** Start of EXTRACTED INFORMATION **

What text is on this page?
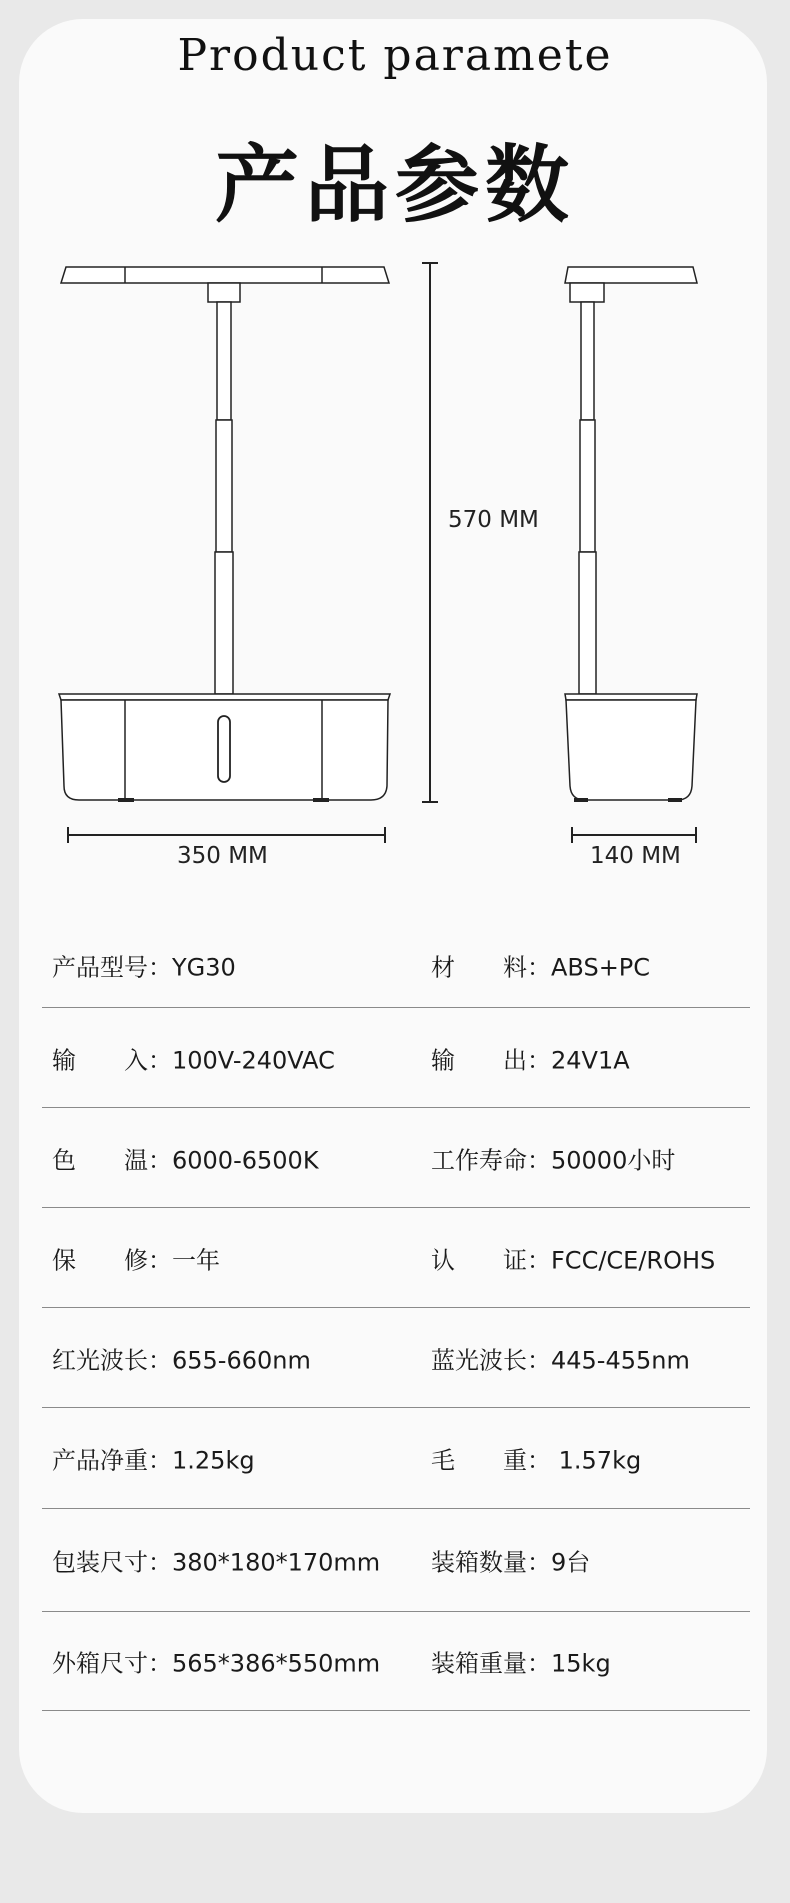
Product paramete
产品参数
570 MM
350 MM	140 MM
产品型号：YG30	材　　料：ABS+PC
输　　入：100V-240VAC	输　　出：24V1A
色　　温：6000-6500K	工作寿命：50000小时
保　　修：一年	认　　证：FCC/CE/ROHS
红光波长：655-660nm	蓝光波长：445-455nm
产品净重：1.25kg	毛　　重： 1.57kg
包装尺寸：380*180*170mm 装箱数量：9台
外箱尺寸：565*386*550mm 装箱重量：15kg
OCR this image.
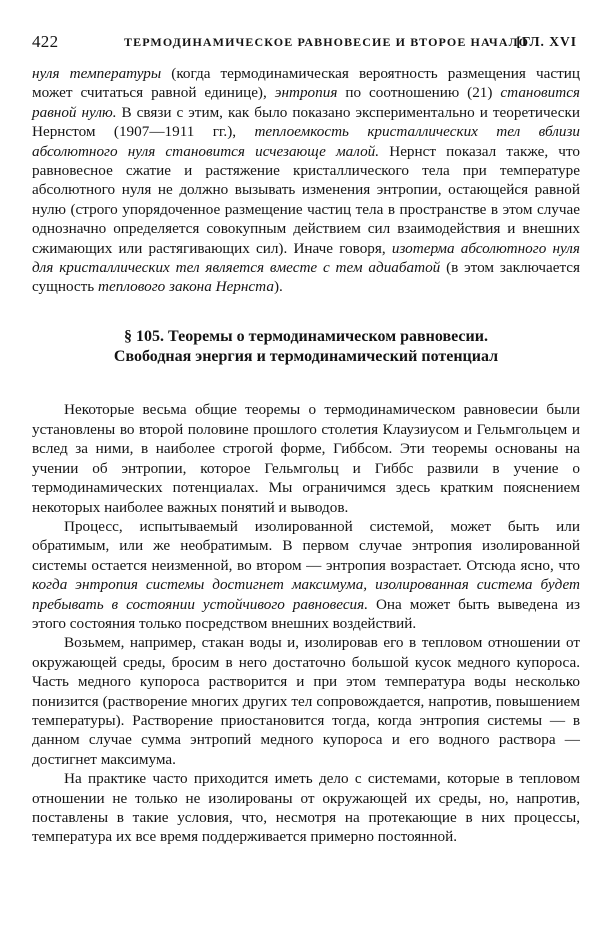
422	ТЕРМОДИНАМИЧЕСКОЕ РАВНОВЕСИЕ И ВТОРОЕ НАЧАЛО
[ГЛ. XVI

нуля температуры (когда термодинамическая вероятность размещения частиц может считаться равной единице), энтропия по соотношению (21) становится равной нулю. В связи с этим, как было показано экспериментально и теоретически Нернстом (1907—1911 гг.), теплоемкость кристаллических тел вблизи абсолютного нуля становится исчезающе малой. Нернст показал также, что равновесное сжатие и растяжение кристаллического тела при температуре абсолютного нуля не должно вызывать изменения энтропии, остающейся равной нулю (строго упорядоченное размещение частиц тела в пространстве в этом случае однозначно определяется совокупным действием сил взаимодействия и внешних сжимающих или растягивающих сил). Иначе говоря, изотерма абсолютного нуля для кристаллических тел является вместе с тем адиабатой (в этом заключается сущность теплового закона Нернста).

§ 105. Теоремы о термодинамическом равновесии.
Свободная энергия и термодинамический потенциал

Некоторые весьма общие теоремы о термодинамическом равновесии были установлены во второй половине прошлого столетия Клаузиусом и Гельмгольцем и вслед за ними, в наиболее строгой форме, Гиббсом. Эти теоремы основаны на учении об энтропии, которое Гельмгольц и Гиббс развили в учение о термодинамических потенциалах. Мы ограничимся здесь кратким пояснением некоторых наиболее важных понятий и выводов.

Процесс, испытываемый изолированной системой, может быть или обратимым, или же необратимым. В первом случае энтропия изолированной системы остается неизменной, во втором — энтропия возрастает. Отсюда ясно, что когда энтропия системы достигнет максимума, изолированная система будет пребывать в состоянии устойчивого равновесия. Она может быть выведена из этого состояния только посредством внешних воздействий.

Возьмем, например, стакан воды и, изолировав его в тепловом отношении от окружающей среды, бросим в него достаточно большой кусок медного купороса. Часть медного купороса растворится и при этом температура воды несколько понизится (растворение многих других тел сопровождается, напротив, повышением температуры). Растворение приостановится тогда, когда энтропия системы — в данном случае сумма энтропий медного купороса и его водного раствора — достигнет максимума.

На практике часто приходится иметь дело с системами, которые в тепловом отношении не только не изолированы от окружающей их среды, но, напротив, поставлены в такие условия, что, несмотря на протекающие в них процессы, температура их все время поддерживается примерно постоянной.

** End of EXTRACTED INFORMATION **

**YOUR GOAL**: Reply with one number only: the count of lines in the entries that contain "энтропия".

**EXPECTED ANSWER**: 3